- _What you have to do_
Pictures appear in the records below; write out everything else exactly.

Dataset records
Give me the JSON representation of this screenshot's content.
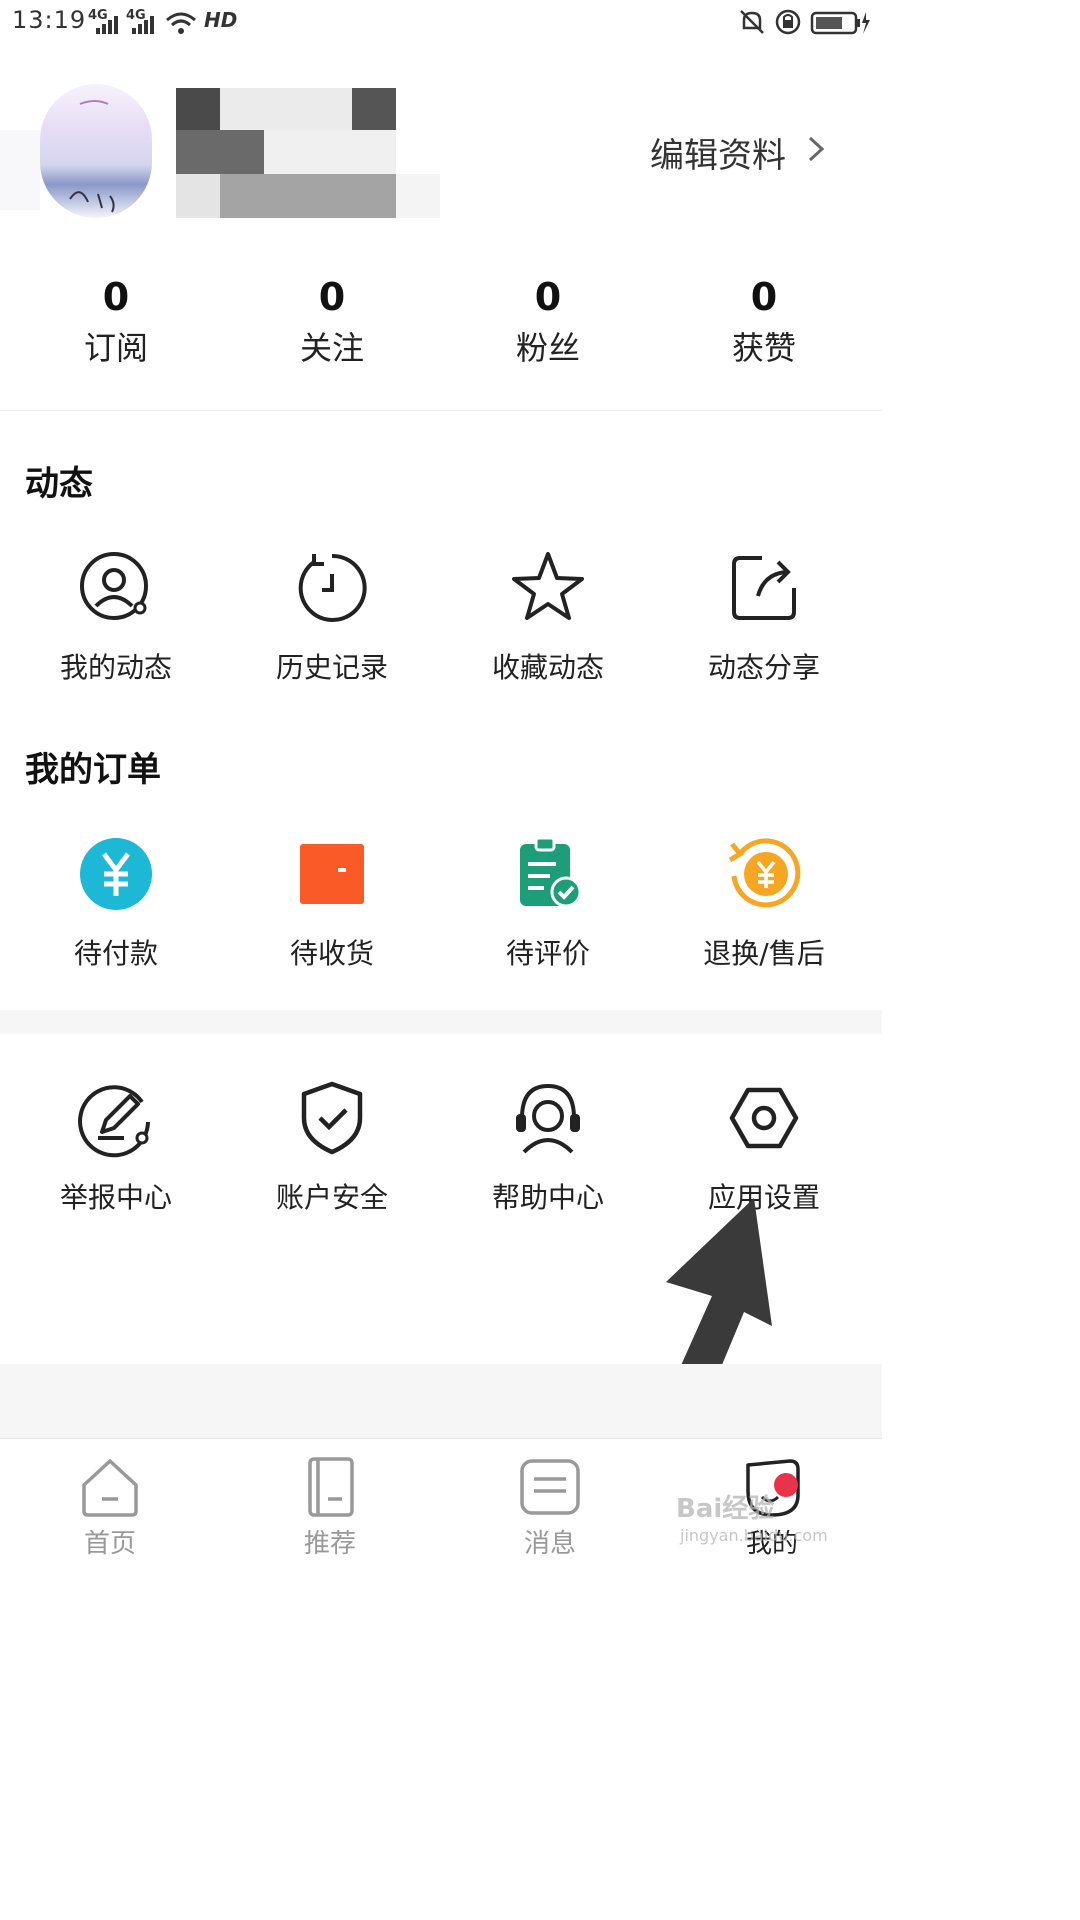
{
  "status_bar": {
    "time": "13:19",
    "signal_1": "4G",
    "signal_2": "4G",
    "hd": "HD"
  },
  "profile": {
    "edit_label": "编辑资料"
  },
  "stats": [
    {
      "value": "0",
      "label": "订阅"
    },
    {
      "value": "0",
      "label": "关注"
    },
    {
      "value": "0",
      "label": "粉丝"
    },
    {
      "value": "0",
      "label": "获赞"
    }
  ],
  "activity": {
    "title": "动态",
    "items": [
      {
        "label": "我的动态",
        "icon": "user-circle-icon"
      },
      {
        "label": "历史记录",
        "icon": "history-clock-icon"
      },
      {
        "label": "收藏动态",
        "icon": "star-icon"
      },
      {
        "label": "动态分享",
        "icon": "share-icon"
      }
    ]
  },
  "orders": {
    "title": "我的订单",
    "items": [
      {
        "label": "待付款",
        "icon": "yuan-coin-icon",
        "color": "#1cb8d6"
      },
      {
        "label": "待收货",
        "icon": "wallet-icon",
        "color": "#fa5a26"
      },
      {
        "label": "待评价",
        "icon": "clipboard-check-icon",
        "color": "#1e9e78"
      },
      {
        "label": "退换/售后",
        "icon": "refund-icon",
        "color": "#f6a623"
      }
    ]
  },
  "services": {
    "items": [
      {
        "label": "举报中心",
        "icon": "report-pen-icon"
      },
      {
        "label": "账户安全",
        "icon": "shield-check-icon"
      },
      {
        "label": "帮助中心",
        "icon": "headset-icon"
      },
      {
        "label": "应用设置",
        "icon": "settings-hexagon-icon"
      }
    ]
  },
  "bottom_nav": {
    "items": [
      {
        "label": "首页",
        "icon": "home-icon",
        "active": false
      },
      {
        "label": "推荐",
        "icon": "book-icon",
        "active": false
      },
      {
        "label": "消息",
        "icon": "message-icon",
        "active": false
      },
      {
        "label": "我的",
        "icon": "profile-icon",
        "active": true
      }
    ]
  },
  "watermark": {
    "text": "Bai经验",
    "sub": "jingyan.baidu.com"
  },
  "colors": {
    "accent": "#e8334a",
    "text": "#222222",
    "muted": "#999999"
  }
}
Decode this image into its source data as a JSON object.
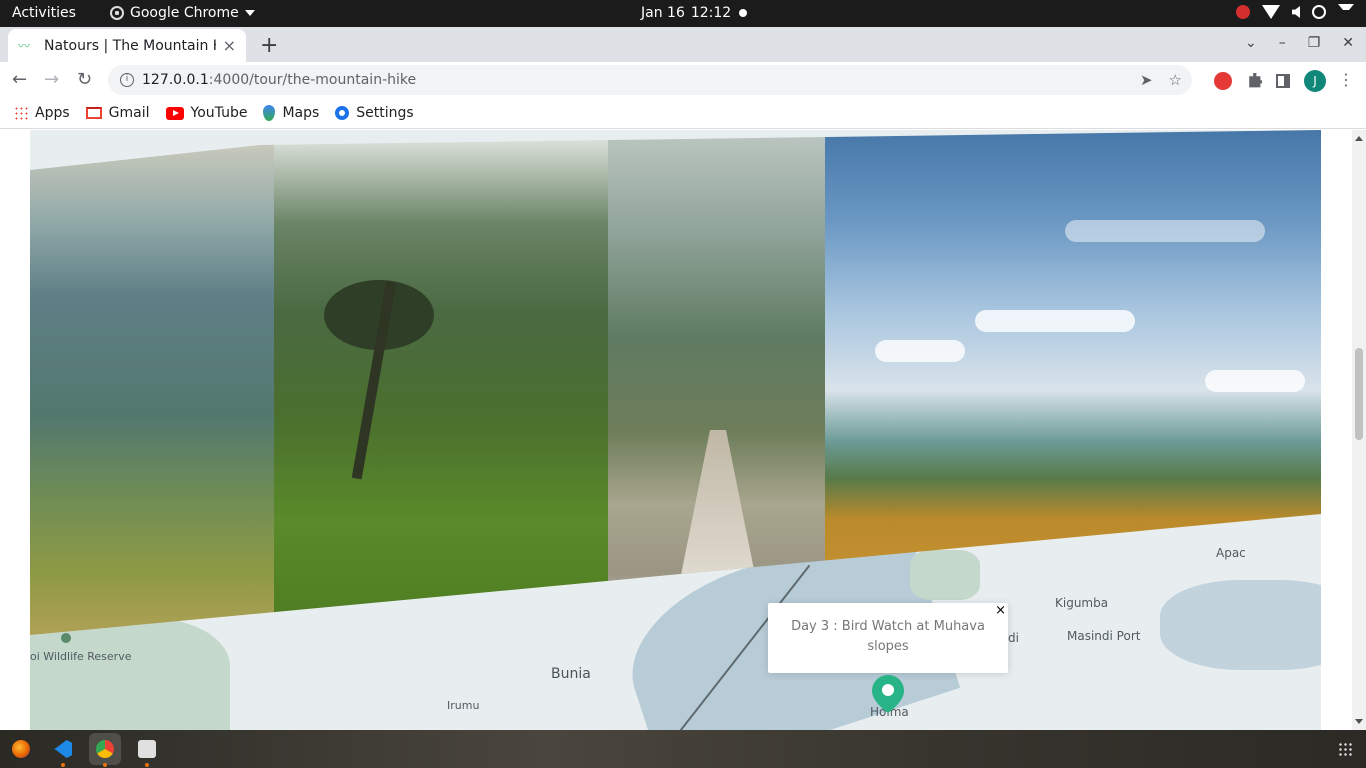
{
  "topbar": {
    "activities": "Activities",
    "app_name": "Google Chrome",
    "date": "Jan 16",
    "time": "12:12"
  },
  "tab": {
    "title": "Natours | The Mountain H",
    "close": "×"
  },
  "toolbar": {
    "url_host": "127.0.0.1",
    "url_path": ":4000/tour/the-mountain-hike",
    "avatar_letter": "J"
  },
  "bookmarks": [
    {
      "label": "Apps",
      "icon": "apps-icon"
    },
    {
      "label": "Gmail",
      "icon": "gmail-icon"
    },
    {
      "label": "YouTube",
      "icon": "youtube-icon"
    },
    {
      "label": "Maps",
      "icon": "maps-icon"
    },
    {
      "label": "Settings",
      "icon": "settings-icon"
    }
  ],
  "map": {
    "labels": {
      "apac": "Apac",
      "kigumba": "Kigumba",
      "masindi_port": "Masindi Port",
      "di": "di",
      "bunia": "Bunia",
      "irumu": "Irumu",
      "hoima": "Hoima",
      "wildlife_reserve": "oi Wildlife Reserve"
    },
    "popup": {
      "text": "Day 3 : Bird Watch at Muhava slopes",
      "close": "×"
    },
    "accent_color": "#55c57a"
  },
  "colors": {
    "brand_green": "#55c57a",
    "topbar_bg": "#1b1b1b"
  }
}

- _Response to the task_
Give me the JSON representation of this screenshot's content.
{
  "status_bar": {
    "time": "13:19",
    "signal_1": "4G",
    "signal_2": "4G",
    "hd": "HD"
  },
  "profile": {
    "edit_label": "编辑资料"
  },
  "stats": [
    {
      "value": "0",
      "label": "订阅"
    },
    {
      "value": "0",
      "label": "关注"
    },
    {
      "value": "0",
      "label": "粉丝"
    },
    {
      "value": "0",
      "label": "获赞"
    }
  ],
  "activity": {
    "title": "动态",
    "items": [
      {
        "label": "我的动态",
        "icon": "user-circle-icon"
      },
      {
        "label": "历史记录",
        "icon": "history-clock-icon"
      },
      {
        "label": "收藏动态",
        "icon": "star-icon"
      },
      {
        "label": "动态分享",
        "icon": "share-icon"
      }
    ]
  },
  "orders": {
    "title": "我的订单",
    "items": [
      {
        "label": "待付款",
        "icon": "yuan-coin-icon",
        "color": "#1cb8d6"
      },
      {
        "label": "待收货",
        "icon": "wallet-icon",
        "color": "#fa5a26"
      },
      {
        "label": "待评价",
        "icon": "clipboard-check-icon",
        "color": "#1e9e78"
      },
      {
        "label": "退换/售后",
        "icon": "refund-icon",
        "color": "#f6a623"
      }
    ]
  },
  "services": {
    "items": [
      {
        "label": "举报中心",
        "icon": "report-pen-icon"
      },
      {
        "label": "账户安全",
        "icon": "shield-check-icon"
      },
      {
        "label": "帮助中心",
        "icon": "headset-icon"
      },
      {
        "label": "应用设置",
        "icon": "settings-hexagon-icon"
      }
    ]
  },
  "bottom_nav": {
    "items": [
      {
        "label": "首页",
        "icon": "home-icon",
        "active": false
      },
      {
        "label": "推荐",
        "icon": "book-icon",
        "active": false
      },
      {
        "label": "消息",
        "icon": "message-icon",
        "active": false
      },
      {
        "label": "我的",
        "icon": "profile-icon",
        "active": true
      }
    ]
  },
  "watermark": {
    "text": "Bai经验",
    "sub": "jingyan.baidu.com"
  },
  "colors": {
    "accent": "#e8334a",
    "text": "#222222",
    "muted": "#999999"
  }
}
Decode this image into its source data as a JSON object.
{
  "topbar": {
    "activities": "Activities",
    "app_name": "Google Chrome",
    "date": "Jan 16",
    "time": "12:12"
  },
  "tab": {
    "title": "Natours | The Mountain H",
    "close": "×"
  },
  "toolbar": {
    "url_host": "127.0.0.1",
    "url_path": ":4000/tour/the-mountain-hike",
    "avatar_letter": "J"
  },
  "bookmarks": [
    {
      "label": "Apps",
      "icon": "apps-icon"
    },
    {
      "label": "Gmail",
      "icon": "gmail-icon"
    },
    {
      "label": "YouTube",
      "icon": "youtube-icon"
    },
    {
      "label": "Maps",
      "icon": "maps-icon"
    },
    {
      "label": "Settings",
      "icon": "settings-icon"
    }
  ],
  "map": {
    "labels": {
      "apac": "Apac",
      "kigumba": "Kigumba",
      "masindi_port": "Masindi Port",
      "di": "di",
      "bunia": "Bunia",
      "irumu": "Irumu",
      "hoima": "Hoima",
      "wildlife_reserve": "oi Wildlife Reserve"
    },
    "popup": {
      "text": "Day 3 : Bird Watch at Muhava slopes",
      "close": "×"
    },
    "accent_color": "#55c57a"
  },
  "colors": {
    "brand_green": "#55c57a",
    "topbar_bg": "#1b1b1b"
  }
}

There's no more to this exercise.